BEGIN DATASET ENTRIES
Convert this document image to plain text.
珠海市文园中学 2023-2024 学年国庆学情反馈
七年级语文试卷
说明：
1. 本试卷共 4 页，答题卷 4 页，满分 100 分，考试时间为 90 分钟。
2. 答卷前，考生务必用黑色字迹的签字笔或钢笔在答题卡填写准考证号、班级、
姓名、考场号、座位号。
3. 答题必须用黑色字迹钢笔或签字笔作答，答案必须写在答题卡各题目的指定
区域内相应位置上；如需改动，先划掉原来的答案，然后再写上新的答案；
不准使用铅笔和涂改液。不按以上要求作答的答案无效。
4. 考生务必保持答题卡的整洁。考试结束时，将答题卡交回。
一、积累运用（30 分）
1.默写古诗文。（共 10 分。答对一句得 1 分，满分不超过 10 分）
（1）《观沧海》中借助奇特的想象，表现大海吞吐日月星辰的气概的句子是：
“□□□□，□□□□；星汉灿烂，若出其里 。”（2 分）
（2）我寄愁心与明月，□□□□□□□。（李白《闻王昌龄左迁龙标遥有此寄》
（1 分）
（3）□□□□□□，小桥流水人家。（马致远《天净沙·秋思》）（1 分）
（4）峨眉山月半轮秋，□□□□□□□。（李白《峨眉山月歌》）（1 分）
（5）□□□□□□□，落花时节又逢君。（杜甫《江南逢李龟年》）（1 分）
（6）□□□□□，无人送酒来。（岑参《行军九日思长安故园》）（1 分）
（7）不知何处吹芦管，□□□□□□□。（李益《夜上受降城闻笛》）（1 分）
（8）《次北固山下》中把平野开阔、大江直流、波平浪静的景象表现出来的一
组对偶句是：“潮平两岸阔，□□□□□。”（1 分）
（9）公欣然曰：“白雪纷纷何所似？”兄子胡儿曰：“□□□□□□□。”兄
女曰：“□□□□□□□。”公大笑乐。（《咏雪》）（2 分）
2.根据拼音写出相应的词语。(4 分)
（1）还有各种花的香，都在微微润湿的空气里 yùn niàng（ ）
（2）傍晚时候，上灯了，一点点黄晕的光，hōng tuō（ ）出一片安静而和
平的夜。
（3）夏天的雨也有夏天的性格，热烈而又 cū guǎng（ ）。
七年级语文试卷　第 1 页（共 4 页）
END DATASET ENTRIES
# INSTRUCTION:
Word for word, quote all of the data above.

# CORRECT ANSWER:
Convert this document image to plain text.
珠海市文园中学 2023-2024 学年国庆学情反馈
七年级语文试卷
说明：
1. 本试卷共 4 页，答题卷 4 页，满分 100 分，考试时间为 90 分钟。
2. 答卷前，考生务必用黑色字迹的签字笔或钢笔在答题卡填写准考证号、班级、
姓名、考场号、座位号。
3. 答题必须用黑色字迹钢笔或签字笔作答，答案必须写在答题卡各题目的指定
区域内相应位置上；如需改动，先划掉原来的答案，然后再写上新的答案；
不准使用铅笔和涂改液。不按以上要求作答的答案无效。
4. 考生务必保持答题卡的整洁。考试结束时，将答题卡交回。
一、积累运用（30 分）
1.默写古诗文。（共 10 分。答对一句得 1 分，满分不超过 10 分）
（1）《观沧海》中借助奇特的想象，表现大海吞吐日月星辰的气概的句子是：
“□□□□，□□□□；星汉灿烂，若出其里 。”（2 分）
（2）我寄愁心与明月，□□□□□□□。（李白《闻王昌龄左迁龙标遥有此寄》
（1 分）
（3）□□□□□□，小桥流水人家。（马致远《天净沙·秋思》）（1 分）
（4）峨眉山月半轮秋，□□□□□□□。（李白《峨眉山月歌》）（1 分）
（5）□□□□□□□，落花时节又逢君。（杜甫《江南逢李龟年》）（1 分）
（6）□□□□□，无人送酒来。（岑参《行军九日思长安故园》）（1 分）
（7）不知何处吹芦管，□□□□□□□。（李益《夜上受降城闻笛》）（1 分）
（8）《次北固山下》中把平野开阔、大江直流、波平浪静的景象表现出来的一
组对偶句是：“潮平两岸阔，□□□□□。”（1 分）
（9）公欣然曰：“白雪纷纷何所似？”兄子胡儿曰：“□□□□□□□。”兄
女曰：“□□□□□□□。”公大笑乐。（《咏雪》）（2 分）
2.根据拼音写出相应的词语。(4 分)
（1）还有各种花的香，都在微微润湿的空气里 yùn niàng（ ）
（2）傍晚时候，上灯了，一点点黄晕的光，hōng tuō（ ）出一片安静而和
平的夜。
（3）夏天的雨也有夏天的性格，热烈而又 cū guǎng（ ）。
七年级语文试卷　第 1 页（共 4 页）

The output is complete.